STORED RECORDS:
☆ ☆ ☆

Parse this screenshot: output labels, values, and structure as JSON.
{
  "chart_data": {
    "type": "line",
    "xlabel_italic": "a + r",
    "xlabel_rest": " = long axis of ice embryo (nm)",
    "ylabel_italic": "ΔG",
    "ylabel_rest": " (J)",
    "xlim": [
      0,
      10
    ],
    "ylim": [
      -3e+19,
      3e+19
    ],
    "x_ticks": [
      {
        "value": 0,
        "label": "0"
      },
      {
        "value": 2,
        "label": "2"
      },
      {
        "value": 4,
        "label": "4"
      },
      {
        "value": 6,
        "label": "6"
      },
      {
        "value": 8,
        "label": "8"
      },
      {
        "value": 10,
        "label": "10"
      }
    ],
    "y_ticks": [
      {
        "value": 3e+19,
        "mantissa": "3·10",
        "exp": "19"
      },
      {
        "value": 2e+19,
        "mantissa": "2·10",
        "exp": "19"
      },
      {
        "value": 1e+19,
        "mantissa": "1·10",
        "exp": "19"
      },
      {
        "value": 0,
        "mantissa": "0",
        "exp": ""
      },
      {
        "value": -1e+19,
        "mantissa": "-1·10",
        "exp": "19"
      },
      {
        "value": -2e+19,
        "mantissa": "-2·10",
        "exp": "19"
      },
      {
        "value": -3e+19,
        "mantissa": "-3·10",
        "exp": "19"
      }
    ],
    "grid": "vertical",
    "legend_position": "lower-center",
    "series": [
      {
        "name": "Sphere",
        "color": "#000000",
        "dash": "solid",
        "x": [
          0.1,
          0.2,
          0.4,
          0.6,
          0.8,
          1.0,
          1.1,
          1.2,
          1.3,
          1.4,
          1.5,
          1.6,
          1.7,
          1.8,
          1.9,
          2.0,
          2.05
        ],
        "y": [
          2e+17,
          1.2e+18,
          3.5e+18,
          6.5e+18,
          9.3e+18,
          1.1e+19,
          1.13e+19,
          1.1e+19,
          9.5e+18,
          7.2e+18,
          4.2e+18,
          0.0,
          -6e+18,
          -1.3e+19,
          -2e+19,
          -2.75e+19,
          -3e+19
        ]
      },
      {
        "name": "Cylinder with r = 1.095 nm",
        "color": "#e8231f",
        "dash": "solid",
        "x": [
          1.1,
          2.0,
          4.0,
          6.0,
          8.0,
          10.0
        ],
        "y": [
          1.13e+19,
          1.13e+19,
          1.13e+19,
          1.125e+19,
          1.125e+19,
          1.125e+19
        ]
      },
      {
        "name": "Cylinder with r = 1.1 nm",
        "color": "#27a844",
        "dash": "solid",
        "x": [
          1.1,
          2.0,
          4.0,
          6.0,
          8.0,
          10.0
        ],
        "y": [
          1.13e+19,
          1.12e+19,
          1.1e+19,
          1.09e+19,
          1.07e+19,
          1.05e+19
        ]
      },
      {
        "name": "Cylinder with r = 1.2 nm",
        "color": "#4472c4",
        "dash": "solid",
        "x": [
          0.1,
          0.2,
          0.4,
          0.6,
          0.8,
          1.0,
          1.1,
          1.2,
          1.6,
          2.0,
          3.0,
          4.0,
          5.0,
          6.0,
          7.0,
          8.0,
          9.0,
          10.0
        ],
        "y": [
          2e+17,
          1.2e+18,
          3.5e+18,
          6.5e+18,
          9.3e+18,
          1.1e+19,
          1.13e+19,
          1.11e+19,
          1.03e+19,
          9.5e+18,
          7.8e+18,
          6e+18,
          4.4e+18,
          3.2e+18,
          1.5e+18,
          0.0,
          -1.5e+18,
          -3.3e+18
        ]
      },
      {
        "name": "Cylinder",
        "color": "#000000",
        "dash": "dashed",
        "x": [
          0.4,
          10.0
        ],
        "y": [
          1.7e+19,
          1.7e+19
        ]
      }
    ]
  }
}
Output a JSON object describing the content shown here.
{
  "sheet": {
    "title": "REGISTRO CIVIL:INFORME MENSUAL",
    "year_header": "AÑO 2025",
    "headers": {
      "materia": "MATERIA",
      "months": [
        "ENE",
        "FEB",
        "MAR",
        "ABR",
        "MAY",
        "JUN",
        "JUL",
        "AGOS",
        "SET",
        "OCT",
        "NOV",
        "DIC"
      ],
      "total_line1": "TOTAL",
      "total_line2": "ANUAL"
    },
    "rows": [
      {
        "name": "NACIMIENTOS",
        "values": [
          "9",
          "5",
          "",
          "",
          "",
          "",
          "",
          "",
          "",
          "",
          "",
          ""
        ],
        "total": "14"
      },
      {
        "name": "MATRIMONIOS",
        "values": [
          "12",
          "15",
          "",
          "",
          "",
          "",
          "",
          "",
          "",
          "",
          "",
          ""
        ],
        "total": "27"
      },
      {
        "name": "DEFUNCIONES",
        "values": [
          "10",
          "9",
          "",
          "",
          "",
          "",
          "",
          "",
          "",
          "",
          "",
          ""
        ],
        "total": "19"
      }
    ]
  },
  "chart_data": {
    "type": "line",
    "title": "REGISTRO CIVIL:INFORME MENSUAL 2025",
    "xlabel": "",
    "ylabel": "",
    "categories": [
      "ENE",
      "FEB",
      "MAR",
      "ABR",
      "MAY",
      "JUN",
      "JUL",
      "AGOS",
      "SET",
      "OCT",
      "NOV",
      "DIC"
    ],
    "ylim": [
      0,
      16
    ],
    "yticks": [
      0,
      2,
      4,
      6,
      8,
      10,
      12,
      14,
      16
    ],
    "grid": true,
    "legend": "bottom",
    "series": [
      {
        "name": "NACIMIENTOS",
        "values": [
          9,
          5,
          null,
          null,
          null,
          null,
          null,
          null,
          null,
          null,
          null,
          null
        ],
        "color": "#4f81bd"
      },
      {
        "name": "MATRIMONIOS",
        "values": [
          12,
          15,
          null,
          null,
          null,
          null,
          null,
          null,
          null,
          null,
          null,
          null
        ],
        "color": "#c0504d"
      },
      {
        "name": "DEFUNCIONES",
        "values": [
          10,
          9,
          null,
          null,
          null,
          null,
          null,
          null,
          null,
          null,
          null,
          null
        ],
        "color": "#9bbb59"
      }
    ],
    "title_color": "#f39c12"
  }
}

☆ ☆ ☆

SHORT EXERCISE: Repeat the material above in full, exactly as it stands.

TASK OUTPUT:
Parse this screenshot: output labels, values, and structure as JSON.
{
  "chart_data": {
    "type": "line",
    "xlabel_italic": "a + r",
    "xlabel_rest": " = long axis of ice embryo (nm)",
    "ylabel_italic": "ΔG",
    "ylabel_rest": " (J)",
    "xlim": [
      0,
      10
    ],
    "ylim": [
      -3e+19,
      3e+19
    ],
    "x_ticks": [
      {
        "value": 0,
        "label": "0"
      },
      {
        "value": 2,
        "label": "2"
      },
      {
        "value": 4,
        "label": "4"
      },
      {
        "value": 6,
        "label": "6"
      },
      {
        "value": 8,
        "label": "8"
      },
      {
        "value": 10,
        "label": "10"
      }
    ],
    "y_ticks": [
      {
        "value": 3e+19,
        "mantissa": "3·10",
        "exp": "19"
      },
      {
        "value": 2e+19,
        "mantissa": "2·10",
        "exp": "19"
      },
      {
        "value": 1e+19,
        "mantissa": "1·10",
        "exp": "19"
      },
      {
        "value": 0,
        "mantissa": "0",
        "exp": ""
      },
      {
        "value": -1e+19,
        "mantissa": "-1·10",
        "exp": "19"
      },
      {
        "value": -2e+19,
        "mantissa": "-2·10",
        "exp": "19"
      },
      {
        "value": -3e+19,
        "mantissa": "-3·10",
        "exp": "19"
      }
    ],
    "grid": "vertical",
    "legend_position": "lower-center",
    "series": [
      {
        "name": "Sphere",
        "color": "#000000",
        "dash": "solid",
        "x": [
          0.1,
          0.2,
          0.4,
          0.6,
          0.8,
          1.0,
          1.1,
          1.2,
          1.3,
          1.4,
          1.5,
          1.6,
          1.7,
          1.8,
          1.9,
          2.0,
          2.05
        ],
        "y": [
          2e+17,
          1.2e+18,
          3.5e+18,
          6.5e+18,
          9.3e+18,
          1.1e+19,
          1.13e+19,
          1.1e+19,
          9.5e+18,
          7.2e+18,
          4.2e+18,
          0.0,
          -6e+18,
          -1.3e+19,
          -2e+19,
          -2.75e+19,
          -3e+19
        ]
      },
      {
        "name": "Cylinder with r = 1.095 nm",
        "color": "#e8231f",
        "dash": "solid",
        "x": [
          1.1,
          2.0,
          4.0,
          6.0,
          8.0,
          10.0
        ],
        "y": [
          1.13e+19,
          1.13e+19,
          1.13e+19,
          1.125e+19,
          1.125e+19,
          1.125e+19
        ]
      },
      {
        "name": "Cylinder with r = 1.1 nm",
        "color": "#27a844",
        "dash": "solid",
        "x": [
          1.1,
          2.0,
          4.0,
          6.0,
          8.0,
          10.0
        ],
        "y": [
          1.13e+19,
          1.12e+19,
          1.1e+19,
          1.09e+19,
          1.07e+19,
          1.05e+19
        ]
      },
      {
        "name": "Cylinder with r = 1.2 nm",
        "color": "#4472c4",
        "dash": "solid",
        "x": [
          0.1,
          0.2,
          0.4,
          0.6,
          0.8,
          1.0,
          1.1,
          1.2,
          1.6,
          2.0,
          3.0,
          4.0,
          5.0,
          6.0,
          7.0,
          8.0,
          9.0,
          10.0
        ],
        "y": [
          2e+17,
          1.2e+18,
          3.5e+18,
          6.5e+18,
          9.3e+18,
          1.1e+19,
          1.13e+19,
          1.11e+19,
          1.03e+19,
          9.5e+18,
          7.8e+18,
          6e+18,
          4.4e+18,
          3.2e+18,
          1.5e+18,
          0.0,
          -1.5e+18,
          -3.3e+18
        ]
      },
      {
        "name": "Cylinder",
        "color": "#000000",
        "dash": "dashed",
        "x": [
          0.4,
          10.0
        ],
        "y": [
          1.7e+19,
          1.7e+19
        ]
      }
    ]
  }
}
Output a JSON object describing the content shown here.
{
  "sheet": {
    "title": "REGISTRO CIVIL:INFORME MENSUAL",
    "year_header": "AÑO 2025",
    "headers": {
      "materia": "MATERIA",
      "months": [
        "ENE",
        "FEB",
        "MAR",
        "ABR",
        "MAY",
        "JUN",
        "JUL",
        "AGOS",
        "SET",
        "OCT",
        "NOV",
        "DIC"
      ],
      "total_line1": "TOTAL",
      "total_line2": "ANUAL"
    },
    "rows": [
      {
        "name": "NACIMIENTOS",
        "values": [
          "9",
          "5",
          "",
          "",
          "",
          "",
          "",
          "",
          "",
          "",
          "",
          ""
        ],
        "total": "14"
      },
      {
        "name": "MATRIMONIOS",
        "values": [
          "12",
          "15",
          "",
          "",
          "",
          "",
          "",
          "",
          "",
          "",
          "",
          ""
        ],
        "total": "27"
      },
      {
        "name": "DEFUNCIONES",
        "values": [
          "10",
          "9",
          "",
          "",
          "",
          "",
          "",
          "",
          "",
          "",
          "",
          ""
        ],
        "total": "19"
      }
    ]
  },
  "chart_data": {
    "type": "line",
    "title": "REGISTRO CIVIL:INFORME MENSUAL 2025",
    "xlabel": "",
    "ylabel": "",
    "categories": [
      "ENE",
      "FEB",
      "MAR",
      "ABR",
      "MAY",
      "JUN",
      "JUL",
      "AGOS",
      "SET",
      "OCT",
      "NOV",
      "DIC"
    ],
    "ylim": [
      0,
      16
    ],
    "yticks": [
      0,
      2,
      4,
      6,
      8,
      10,
      12,
      14,
      16
    ],
    "grid": true,
    "legend": "bottom",
    "series": [
      {
        "name": "NACIMIENTOS",
        "values": [
          9,
          5,
          null,
          null,
          null,
          null,
          null,
          null,
          null,
          null,
          null,
          null
        ],
        "color": "#4f81bd"
      },
      {
        "name": "MATRIMONIOS",
        "values": [
          12,
          15,
          null,
          null,
          null,
          null,
          null,
          null,
          null,
          null,
          null,
          null
        ],
        "color": "#c0504d"
      },
      {
        "name": "DEFUNCIONES",
        "values": [
          10,
          9,
          null,
          null,
          null,
          null,
          null,
          null,
          null,
          null,
          null,
          null
        ],
        "color": "#9bbb59"
      }
    ],
    "title_color": "#f39c12"
  }
}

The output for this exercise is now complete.